**Exercise materials**

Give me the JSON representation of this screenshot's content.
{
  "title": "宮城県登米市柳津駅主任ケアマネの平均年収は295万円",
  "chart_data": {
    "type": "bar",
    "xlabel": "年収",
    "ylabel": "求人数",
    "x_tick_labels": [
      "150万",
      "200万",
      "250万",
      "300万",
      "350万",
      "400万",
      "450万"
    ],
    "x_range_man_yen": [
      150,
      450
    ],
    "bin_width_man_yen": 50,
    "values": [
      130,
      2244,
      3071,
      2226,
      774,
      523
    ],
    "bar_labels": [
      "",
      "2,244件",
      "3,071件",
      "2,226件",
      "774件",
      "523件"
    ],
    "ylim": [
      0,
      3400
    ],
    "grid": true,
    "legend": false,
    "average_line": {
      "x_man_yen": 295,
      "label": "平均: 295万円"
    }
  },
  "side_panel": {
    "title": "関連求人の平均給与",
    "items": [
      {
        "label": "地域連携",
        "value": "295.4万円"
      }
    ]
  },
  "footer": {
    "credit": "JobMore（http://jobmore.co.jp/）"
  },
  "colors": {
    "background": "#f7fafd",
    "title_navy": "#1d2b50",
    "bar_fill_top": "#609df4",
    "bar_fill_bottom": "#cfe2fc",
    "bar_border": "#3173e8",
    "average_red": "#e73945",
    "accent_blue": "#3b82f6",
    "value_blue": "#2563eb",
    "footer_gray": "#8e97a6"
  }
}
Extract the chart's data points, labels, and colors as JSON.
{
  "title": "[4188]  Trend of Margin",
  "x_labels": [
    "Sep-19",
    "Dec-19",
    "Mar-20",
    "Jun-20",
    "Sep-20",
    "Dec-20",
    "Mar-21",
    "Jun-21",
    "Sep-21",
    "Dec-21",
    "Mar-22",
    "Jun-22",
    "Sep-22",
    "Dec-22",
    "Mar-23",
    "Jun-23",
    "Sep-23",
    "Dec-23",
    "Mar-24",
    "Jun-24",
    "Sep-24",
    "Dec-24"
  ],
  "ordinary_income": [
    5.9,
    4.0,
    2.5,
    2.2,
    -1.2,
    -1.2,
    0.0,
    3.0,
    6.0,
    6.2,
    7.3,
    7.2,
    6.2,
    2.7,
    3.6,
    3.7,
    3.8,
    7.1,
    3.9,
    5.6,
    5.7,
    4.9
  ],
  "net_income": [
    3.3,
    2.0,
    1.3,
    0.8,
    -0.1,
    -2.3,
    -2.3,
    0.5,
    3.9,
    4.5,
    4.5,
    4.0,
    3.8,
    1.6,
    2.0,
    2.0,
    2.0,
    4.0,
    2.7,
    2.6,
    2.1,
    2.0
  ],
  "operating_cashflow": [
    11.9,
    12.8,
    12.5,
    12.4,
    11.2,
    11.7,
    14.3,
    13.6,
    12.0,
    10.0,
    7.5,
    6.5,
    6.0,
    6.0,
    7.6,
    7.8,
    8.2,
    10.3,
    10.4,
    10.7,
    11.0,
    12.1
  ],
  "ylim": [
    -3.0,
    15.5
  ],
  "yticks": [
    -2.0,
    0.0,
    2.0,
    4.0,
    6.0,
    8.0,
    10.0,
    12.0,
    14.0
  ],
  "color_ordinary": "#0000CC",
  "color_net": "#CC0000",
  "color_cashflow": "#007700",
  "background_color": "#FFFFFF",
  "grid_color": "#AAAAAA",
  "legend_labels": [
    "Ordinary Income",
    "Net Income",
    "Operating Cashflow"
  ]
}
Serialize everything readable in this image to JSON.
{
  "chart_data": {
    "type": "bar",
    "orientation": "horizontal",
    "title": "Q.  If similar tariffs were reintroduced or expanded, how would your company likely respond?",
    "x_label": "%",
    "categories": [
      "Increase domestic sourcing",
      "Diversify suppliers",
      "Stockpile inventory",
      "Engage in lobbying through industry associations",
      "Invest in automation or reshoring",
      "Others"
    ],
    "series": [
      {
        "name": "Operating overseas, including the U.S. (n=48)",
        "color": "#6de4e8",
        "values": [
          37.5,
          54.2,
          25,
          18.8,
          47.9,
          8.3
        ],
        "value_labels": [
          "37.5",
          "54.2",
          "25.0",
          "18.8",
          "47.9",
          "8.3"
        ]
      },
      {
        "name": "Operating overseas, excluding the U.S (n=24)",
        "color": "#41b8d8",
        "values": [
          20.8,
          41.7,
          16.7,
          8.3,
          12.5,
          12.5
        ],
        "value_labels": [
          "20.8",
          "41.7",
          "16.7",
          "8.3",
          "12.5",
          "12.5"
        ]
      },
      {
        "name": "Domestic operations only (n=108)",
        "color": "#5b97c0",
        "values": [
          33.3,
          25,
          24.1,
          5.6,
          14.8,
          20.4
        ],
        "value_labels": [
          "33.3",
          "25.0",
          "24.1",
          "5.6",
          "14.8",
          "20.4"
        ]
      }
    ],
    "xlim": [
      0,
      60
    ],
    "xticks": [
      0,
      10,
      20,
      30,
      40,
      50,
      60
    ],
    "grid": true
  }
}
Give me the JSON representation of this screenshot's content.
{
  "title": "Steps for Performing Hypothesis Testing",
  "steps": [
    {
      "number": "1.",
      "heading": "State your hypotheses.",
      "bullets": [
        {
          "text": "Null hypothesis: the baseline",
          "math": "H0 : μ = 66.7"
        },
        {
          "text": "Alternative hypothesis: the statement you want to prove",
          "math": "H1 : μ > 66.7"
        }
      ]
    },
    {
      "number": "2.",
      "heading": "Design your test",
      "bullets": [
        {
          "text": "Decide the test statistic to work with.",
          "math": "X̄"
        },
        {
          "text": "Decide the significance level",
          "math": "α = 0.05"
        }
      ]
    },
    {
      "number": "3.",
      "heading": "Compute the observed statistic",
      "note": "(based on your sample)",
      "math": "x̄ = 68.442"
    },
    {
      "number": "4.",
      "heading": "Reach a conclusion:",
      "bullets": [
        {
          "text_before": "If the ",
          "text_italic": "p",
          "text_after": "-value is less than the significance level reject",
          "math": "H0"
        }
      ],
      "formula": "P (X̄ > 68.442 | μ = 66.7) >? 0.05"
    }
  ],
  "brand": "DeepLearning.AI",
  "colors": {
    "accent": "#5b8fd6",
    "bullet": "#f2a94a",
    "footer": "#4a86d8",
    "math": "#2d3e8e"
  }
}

**Problem details**
Write out the entries above word for word.

**Worked answer**
Give me the JSON representation of this screenshot's content.
{
  "title": "宮城県登米市柳津駅主任ケアマネの平均年収は295万円",
  "chart_data": {
    "type": "bar",
    "xlabel": "年収",
    "ylabel": "求人数",
    "x_tick_labels": [
      "150万",
      "200万",
      "250万",
      "300万",
      "350万",
      "400万",
      "450万"
    ],
    "x_range_man_yen": [
      150,
      450
    ],
    "bin_width_man_yen": 50,
    "values": [
      130,
      2244,
      3071,
      2226,
      774,
      523
    ],
    "bar_labels": [
      "",
      "2,244件",
      "3,071件",
      "2,226件",
      "774件",
      "523件"
    ],
    "ylim": [
      0,
      3400
    ],
    "grid": true,
    "legend": false,
    "average_line": {
      "x_man_yen": 295,
      "label": "平均: 295万円"
    }
  },
  "side_panel": {
    "title": "関連求人の平均給与",
    "items": [
      {
        "label": "地域連携",
        "value": "295.4万円"
      }
    ]
  },
  "footer": {
    "credit": "JobMore（http://jobmore.co.jp/）"
  },
  "colors": {
    "background": "#f7fafd",
    "title_navy": "#1d2b50",
    "bar_fill_top": "#609df4",
    "bar_fill_bottom": "#cfe2fc",
    "bar_border": "#3173e8",
    "average_red": "#e73945",
    "accent_blue": "#3b82f6",
    "value_blue": "#2563eb",
    "footer_gray": "#8e97a6"
  }
}
Extract the chart's data points, labels, and colors as JSON.
{
  "title": "[4188]  Trend of Margin",
  "x_labels": [
    "Sep-19",
    "Dec-19",
    "Mar-20",
    "Jun-20",
    "Sep-20",
    "Dec-20",
    "Mar-21",
    "Jun-21",
    "Sep-21",
    "Dec-21",
    "Mar-22",
    "Jun-22",
    "Sep-22",
    "Dec-22",
    "Mar-23",
    "Jun-23",
    "Sep-23",
    "Dec-23",
    "Mar-24",
    "Jun-24",
    "Sep-24",
    "Dec-24"
  ],
  "ordinary_income": [
    5.9,
    4.0,
    2.5,
    2.2,
    -1.2,
    -1.2,
    0.0,
    3.0,
    6.0,
    6.2,
    7.3,
    7.2,
    6.2,
    2.7,
    3.6,
    3.7,
    3.8,
    7.1,
    3.9,
    5.6,
    5.7,
    4.9
  ],
  "net_income": [
    3.3,
    2.0,
    1.3,
    0.8,
    -0.1,
    -2.3,
    -2.3,
    0.5,
    3.9,
    4.5,
    4.5,
    4.0,
    3.8,
    1.6,
    2.0,
    2.0,
    2.0,
    4.0,
    2.7,
    2.6,
    2.1,
    2.0
  ],
  "operating_cashflow": [
    11.9,
    12.8,
    12.5,
    12.4,
    11.2,
    11.7,
    14.3,
    13.6,
    12.0,
    10.0,
    7.5,
    6.5,
    6.0,
    6.0,
    7.6,
    7.8,
    8.2,
    10.3,
    10.4,
    10.7,
    11.0,
    12.1
  ],
  "ylim": [
    -3.0,
    15.5
  ],
  "yticks": [
    -2.0,
    0.0,
    2.0,
    4.0,
    6.0,
    8.0,
    10.0,
    12.0,
    14.0
  ],
  "color_ordinary": "#0000CC",
  "color_net": "#CC0000",
  "color_cashflow": "#007700",
  "background_color": "#FFFFFF",
  "grid_color": "#AAAAAA",
  "legend_labels": [
    "Ordinary Income",
    "Net Income",
    "Operating Cashflow"
  ]
}
Serialize everything readable in this image to JSON.
{
  "chart_data": {
    "type": "bar",
    "orientation": "horizontal",
    "title": "Q.  If similar tariffs were reintroduced or expanded, how would your company likely respond?",
    "x_label": "%",
    "categories": [
      "Increase domestic sourcing",
      "Diversify suppliers",
      "Stockpile inventory",
      "Engage in lobbying through industry associations",
      "Invest in automation or reshoring",
      "Others"
    ],
    "series": [
      {
        "name": "Operating overseas, including the U.S. (n=48)",
        "color": "#6de4e8",
        "values": [
          37.5,
          54.2,
          25,
          18.8,
          47.9,
          8.3
        ],
        "value_labels": [
          "37.5",
          "54.2",
          "25.0",
          "18.8",
          "47.9",
          "8.3"
        ]
      },
      {
        "name": "Operating overseas, excluding the U.S (n=24)",
        "color": "#41b8d8",
        "values": [
          20.8,
          41.7,
          16.7,
          8.3,
          12.5,
          12.5
        ],
        "value_labels": [
          "20.8",
          "41.7",
          "16.7",
          "8.3",
          "12.5",
          "12.5"
        ]
      },
      {
        "name": "Domestic operations only (n=108)",
        "color": "#5b97c0",
        "values": [
          33.3,
          25,
          24.1,
          5.6,
          14.8,
          20.4
        ],
        "value_labels": [
          "33.3",
          "25.0",
          "24.1",
          "5.6",
          "14.8",
          "20.4"
        ]
      }
    ],
    "xlim": [
      0,
      60
    ],
    "xticks": [
      0,
      10,
      20,
      30,
      40,
      50,
      60
    ],
    "grid": true
  }
}
Give me the JSON representation of this screenshot's content.
{
  "title": "Steps for Performing Hypothesis Testing",
  "steps": [
    {
      "number": "1.",
      "heading": "State your hypotheses.",
      "bullets": [
        {
          "text": "Null hypothesis: the baseline",
          "math": "H0 : μ = 66.7"
        },
        {
          "text": "Alternative hypothesis: the statement you want to prove",
          "math": "H1 : μ > 66.7"
        }
      ]
    },
    {
      "number": "2.",
      "heading": "Design your test",
      "bullets": [
        {
          "text": "Decide the test statistic to work with.",
          "math": "X̄"
        },
        {
          "text": "Decide the significance level",
          "math": "α = 0.05"
        }
      ]
    },
    {
      "number": "3.",
      "heading": "Compute the observed statistic",
      "note": "(based on your sample)",
      "math": "x̄ = 68.442"
    },
    {
      "number": "4.",
      "heading": "Reach a conclusion:",
      "bullets": [
        {
          "text_before": "If the ",
          "text_italic": "p",
          "text_after": "-value is less than the significance level reject",
          "math": "H0"
        }
      ],
      "formula": "P (X̄ > 68.442 | μ = 66.7) >? 0.05"
    }
  ],
  "brand": "DeepLearning.AI",
  "colors": {
    "accent": "#5b8fd6",
    "bullet": "#f2a94a",
    "footer": "#4a86d8",
    "math": "#2d3e8e"
  }
}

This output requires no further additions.